▸ **GIVEN PROBLEM**
Will you output the entries below exactly, skipping every image they contain?
____________
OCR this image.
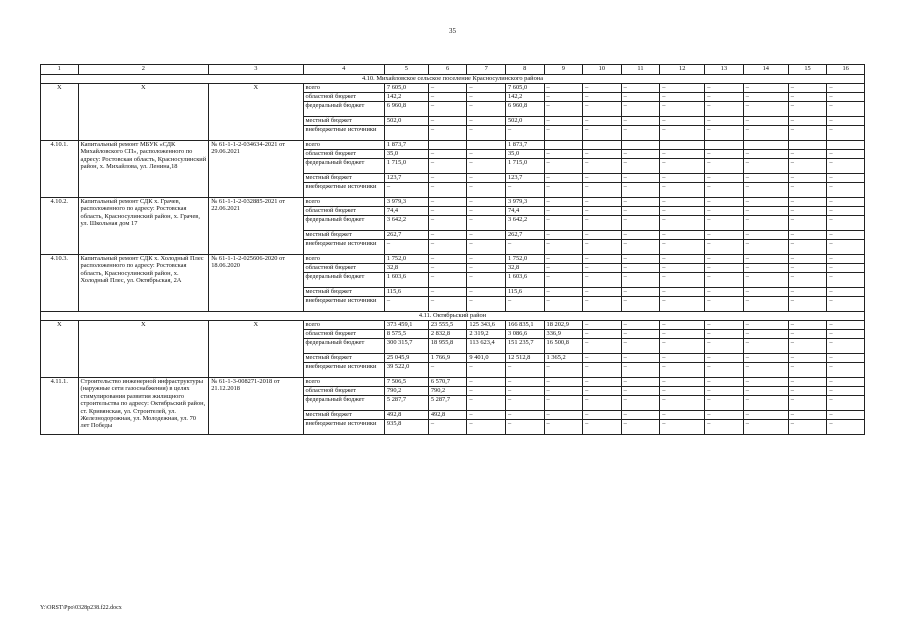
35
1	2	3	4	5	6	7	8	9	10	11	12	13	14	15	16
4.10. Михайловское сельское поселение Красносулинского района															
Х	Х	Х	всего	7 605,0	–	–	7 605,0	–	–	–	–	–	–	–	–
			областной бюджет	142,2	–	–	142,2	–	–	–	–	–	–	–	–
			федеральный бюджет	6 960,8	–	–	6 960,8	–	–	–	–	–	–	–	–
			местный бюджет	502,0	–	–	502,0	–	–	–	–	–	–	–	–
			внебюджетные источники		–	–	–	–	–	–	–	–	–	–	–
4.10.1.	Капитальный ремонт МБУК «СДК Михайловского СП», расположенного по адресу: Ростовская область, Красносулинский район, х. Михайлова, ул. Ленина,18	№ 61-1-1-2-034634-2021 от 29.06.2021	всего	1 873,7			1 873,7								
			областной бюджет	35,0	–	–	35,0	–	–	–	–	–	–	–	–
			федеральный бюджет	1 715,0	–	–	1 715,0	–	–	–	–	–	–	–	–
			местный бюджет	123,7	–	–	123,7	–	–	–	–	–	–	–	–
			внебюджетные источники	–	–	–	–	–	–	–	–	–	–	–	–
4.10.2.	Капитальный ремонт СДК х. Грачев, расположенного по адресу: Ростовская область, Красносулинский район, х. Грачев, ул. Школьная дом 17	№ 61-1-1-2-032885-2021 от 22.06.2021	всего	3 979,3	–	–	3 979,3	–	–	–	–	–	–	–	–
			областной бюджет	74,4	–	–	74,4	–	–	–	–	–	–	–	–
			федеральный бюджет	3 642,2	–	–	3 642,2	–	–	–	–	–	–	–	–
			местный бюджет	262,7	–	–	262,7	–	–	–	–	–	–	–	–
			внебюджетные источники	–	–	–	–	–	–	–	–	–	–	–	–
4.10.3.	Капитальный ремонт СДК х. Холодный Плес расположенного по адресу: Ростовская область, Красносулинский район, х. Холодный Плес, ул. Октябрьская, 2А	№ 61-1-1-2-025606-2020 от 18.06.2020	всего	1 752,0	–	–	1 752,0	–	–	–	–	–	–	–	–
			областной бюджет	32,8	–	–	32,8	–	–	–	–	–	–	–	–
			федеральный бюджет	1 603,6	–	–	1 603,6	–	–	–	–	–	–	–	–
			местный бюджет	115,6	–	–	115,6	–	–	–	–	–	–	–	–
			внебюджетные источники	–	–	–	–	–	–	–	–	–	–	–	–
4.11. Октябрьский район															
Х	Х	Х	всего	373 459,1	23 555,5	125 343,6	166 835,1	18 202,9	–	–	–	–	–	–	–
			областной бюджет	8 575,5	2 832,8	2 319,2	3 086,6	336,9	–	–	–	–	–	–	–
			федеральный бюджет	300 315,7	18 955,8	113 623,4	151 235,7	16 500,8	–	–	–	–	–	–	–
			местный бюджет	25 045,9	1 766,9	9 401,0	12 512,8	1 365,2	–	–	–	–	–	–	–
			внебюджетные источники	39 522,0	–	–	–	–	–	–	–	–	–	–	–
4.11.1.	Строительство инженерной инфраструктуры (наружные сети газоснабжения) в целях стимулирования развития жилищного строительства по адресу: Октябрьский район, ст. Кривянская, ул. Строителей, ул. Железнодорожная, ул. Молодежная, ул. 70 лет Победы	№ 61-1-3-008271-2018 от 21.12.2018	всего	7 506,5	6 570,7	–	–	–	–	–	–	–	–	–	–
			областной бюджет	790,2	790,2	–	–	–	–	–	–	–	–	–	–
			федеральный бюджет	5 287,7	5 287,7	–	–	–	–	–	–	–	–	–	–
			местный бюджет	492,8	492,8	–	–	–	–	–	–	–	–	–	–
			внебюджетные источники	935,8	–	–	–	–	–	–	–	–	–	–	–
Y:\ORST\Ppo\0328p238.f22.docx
____________
▸ **RESULT**
OCR this image.
35
1	2	3	4	5	6	7	8	9	10	11	12	13	14	15	16
4.10. Михайловское сельское поселение Красносулинского района															
Х	Х	Х	всего	7 605,0	–	–	7 605,0	–	–	–	–	–	–	–	–
			областной бюджет	142,2	–	–	142,2	–	–	–	–	–	–	–	–
			федеральный бюджет	6 960,8	–	–	6 960,8	–	–	–	–	–	–	–	–
			местный бюджет	502,0	–	–	502,0	–	–	–	–	–	–	–	–
			внебюджетные источники		–	–	–	–	–	–	–	–	–	–	–
4.10.1.	Капитальный ремонт МБУК «СДК Михайловского СП», расположенного по адресу: Ростовская область, Красносулинский район, х. Михайлова, ул. Ленина,18	№ 61-1-1-2-034634-2021 от 29.06.2021	всего	1 873,7			1 873,7								
			областной бюджет	35,0	–	–	35,0	–	–	–	–	–	–	–	–
			федеральный бюджет	1 715,0	–	–	1 715,0	–	–	–	–	–	–	–	–
			местный бюджет	123,7	–	–	123,7	–	–	–	–	–	–	–	–
			внебюджетные источники	–	–	–	–	–	–	–	–	–	–	–	–
4.10.2.	Капитальный ремонт СДК х. Грачев, расположенного по адресу: Ростовская область, Красносулинский район, х. Грачев, ул. Школьная дом 17	№ 61-1-1-2-032885-2021 от 22.06.2021	всего	3 979,3	–	–	3 979,3	–	–	–	–	–	–	–	–
			областной бюджет	74,4	–	–	74,4	–	–	–	–	–	–	–	–
			федеральный бюджет	3 642,2	–	–	3 642,2	–	–	–	–	–	–	–	–
			местный бюджет	262,7	–	–	262,7	–	–	–	–	–	–	–	–
			внебюджетные источники	–	–	–	–	–	–	–	–	–	–	–	–
4.10.3.	Капитальный ремонт СДК х. Холодный Плес расположенного по адресу: Ростовская область, Красносулинский район, х. Холодный Плес, ул. Октябрьская, 2А	№ 61-1-1-2-025606-2020 от 18.06.2020	всего	1 752,0	–	–	1 752,0	–	–	–	–	–	–	–	–
			областной бюджет	32,8	–	–	32,8	–	–	–	–	–	–	–	–
			федеральный бюджет	1 603,6	–	–	1 603,6	–	–	–	–	–	–	–	–
			местный бюджет	115,6	–	–	115,6	–	–	–	–	–	–	–	–
			внебюджетные источники	–	–	–	–	–	–	–	–	–	–	–	–
4.11. Октябрьский район															
Х	Х	Х	всего	373 459,1	23 555,5	125 343,6	166 835,1	18 202,9	–	–	–	–	–	–	–
			областной бюджет	8 575,5	2 832,8	2 319,2	3 086,6	336,9	–	–	–	–	–	–	–
			федеральный бюджет	300 315,7	18 955,8	113 623,4	151 235,7	16 500,8	–	–	–	–	–	–	–
			местный бюджет	25 045,9	1 766,9	9 401,0	12 512,8	1 365,2	–	–	–	–	–	–	–
			внебюджетные источники	39 522,0	–	–	–	–	–	–	–	–	–	–	–
4.11.1.	Строительство инженерной инфраструктуры (наружные сети газоснабжения) в целях стимулирования развития жилищного строительства по адресу: Октябрьский район, ст. Кривянская, ул. Строителей, ул. Железнодорожная, ул. Молодежная, ул. 70 лет Победы	№ 61-1-3-008271-2018 от 21.12.2018	всего	7 506,5	6 570,7	–	–	–	–	–	–	–	–	–	–
			областной бюджет	790,2	790,2	–	–	–	–	–	–	–	–	–	–
			федеральный бюджет	5 287,7	5 287,7	–	–	–	–	–	–	–	–	–	–
			местный бюджет	492,8	492,8	–	–	–	–	–	–	–	–	–	–
			внебюджетные источники	935,8	–	–	–	–	–	–	–	–	–	–	–
Y:\ORST\Ppo\0328p238.f22.docx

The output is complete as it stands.